> **Your goal**: Are you able to retype all the records below exactly?

> **Provided data**:
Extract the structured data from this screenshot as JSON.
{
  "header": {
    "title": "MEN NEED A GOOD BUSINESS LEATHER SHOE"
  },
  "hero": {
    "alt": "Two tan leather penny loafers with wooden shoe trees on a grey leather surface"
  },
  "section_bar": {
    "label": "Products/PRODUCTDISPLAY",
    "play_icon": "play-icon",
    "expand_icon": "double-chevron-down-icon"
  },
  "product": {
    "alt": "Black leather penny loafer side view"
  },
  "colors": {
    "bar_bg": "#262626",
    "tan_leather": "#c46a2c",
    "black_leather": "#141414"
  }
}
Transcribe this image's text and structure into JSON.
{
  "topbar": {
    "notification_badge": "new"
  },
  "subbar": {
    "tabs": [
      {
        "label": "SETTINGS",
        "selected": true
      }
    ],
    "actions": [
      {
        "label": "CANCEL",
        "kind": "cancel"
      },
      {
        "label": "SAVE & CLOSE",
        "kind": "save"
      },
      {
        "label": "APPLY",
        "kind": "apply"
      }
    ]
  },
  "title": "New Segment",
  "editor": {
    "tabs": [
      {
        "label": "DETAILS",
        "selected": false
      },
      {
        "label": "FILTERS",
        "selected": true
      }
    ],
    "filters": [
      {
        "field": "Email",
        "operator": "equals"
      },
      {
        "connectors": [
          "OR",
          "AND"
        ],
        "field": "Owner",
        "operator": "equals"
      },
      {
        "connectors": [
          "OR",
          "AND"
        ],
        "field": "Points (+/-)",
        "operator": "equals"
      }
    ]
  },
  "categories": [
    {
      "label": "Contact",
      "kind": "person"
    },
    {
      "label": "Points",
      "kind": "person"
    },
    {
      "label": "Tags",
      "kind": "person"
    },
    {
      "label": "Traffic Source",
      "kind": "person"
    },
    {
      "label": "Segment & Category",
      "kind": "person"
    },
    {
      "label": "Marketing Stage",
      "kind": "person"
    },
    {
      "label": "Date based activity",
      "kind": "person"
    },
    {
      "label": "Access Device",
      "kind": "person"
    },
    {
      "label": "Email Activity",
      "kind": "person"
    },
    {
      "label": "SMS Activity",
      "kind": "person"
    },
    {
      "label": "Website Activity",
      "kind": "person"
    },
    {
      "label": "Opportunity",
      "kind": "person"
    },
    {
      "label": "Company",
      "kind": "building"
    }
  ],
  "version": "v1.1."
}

> **Output of the exercise**:
Extract the structured data from this screenshot as JSON.
{
  "header": {
    "title": "MEN NEED A GOOD BUSINESS LEATHER SHOE"
  },
  "hero": {
    "alt": "Two tan leather penny loafers with wooden shoe trees on a grey leather surface"
  },
  "section_bar": {
    "label": "Products/PRODUCTDISPLAY",
    "play_icon": "play-icon",
    "expand_icon": "double-chevron-down-icon"
  },
  "product": {
    "alt": "Black leather penny loafer side view"
  },
  "colors": {
    "bar_bg": "#262626",
    "tan_leather": "#c46a2c",
    "black_leather": "#141414"
  }
}
Transcribe this image's text and structure into JSON.
{
  "topbar": {
    "notification_badge": "new"
  },
  "subbar": {
    "tabs": [
      {
        "label": "SETTINGS",
        "selected": true
      }
    ],
    "actions": [
      {
        "label": "CANCEL",
        "kind": "cancel"
      },
      {
        "label": "SAVE & CLOSE",
        "kind": "save"
      },
      {
        "label": "APPLY",
        "kind": "apply"
      }
    ]
  },
  "title": "New Segment",
  "editor": {
    "tabs": [
      {
        "label": "DETAILS",
        "selected": false
      },
      {
        "label": "FILTERS",
        "selected": true
      }
    ],
    "filters": [
      {
        "field": "Email",
        "operator": "equals"
      },
      {
        "connectors": [
          "OR",
          "AND"
        ],
        "field": "Owner",
        "operator": "equals"
      },
      {
        "connectors": [
          "OR",
          "AND"
        ],
        "field": "Points (+/-)",
        "operator": "equals"
      }
    ]
  },
  "categories": [
    {
      "label": "Contact",
      "kind": "person"
    },
    {
      "label": "Points",
      "kind": "person"
    },
    {
      "label": "Tags",
      "kind": "person"
    },
    {
      "label": "Traffic Source",
      "kind": "person"
    },
    {
      "label": "Segment & Category",
      "kind": "person"
    },
    {
      "label": "Marketing Stage",
      "kind": "person"
    },
    {
      "label": "Date based activity",
      "kind": "person"
    },
    {
      "label": "Access Device",
      "kind": "person"
    },
    {
      "label": "Email Activity",
      "kind": "person"
    },
    {
      "label": "SMS Activity",
      "kind": "person"
    },
    {
      "label": "Website Activity",
      "kind": "person"
    },
    {
      "label": "Opportunity",
      "kind": "person"
    },
    {
      "label": "Company",
      "kind": "building"
    }
  ],
  "version": "v1.1."
}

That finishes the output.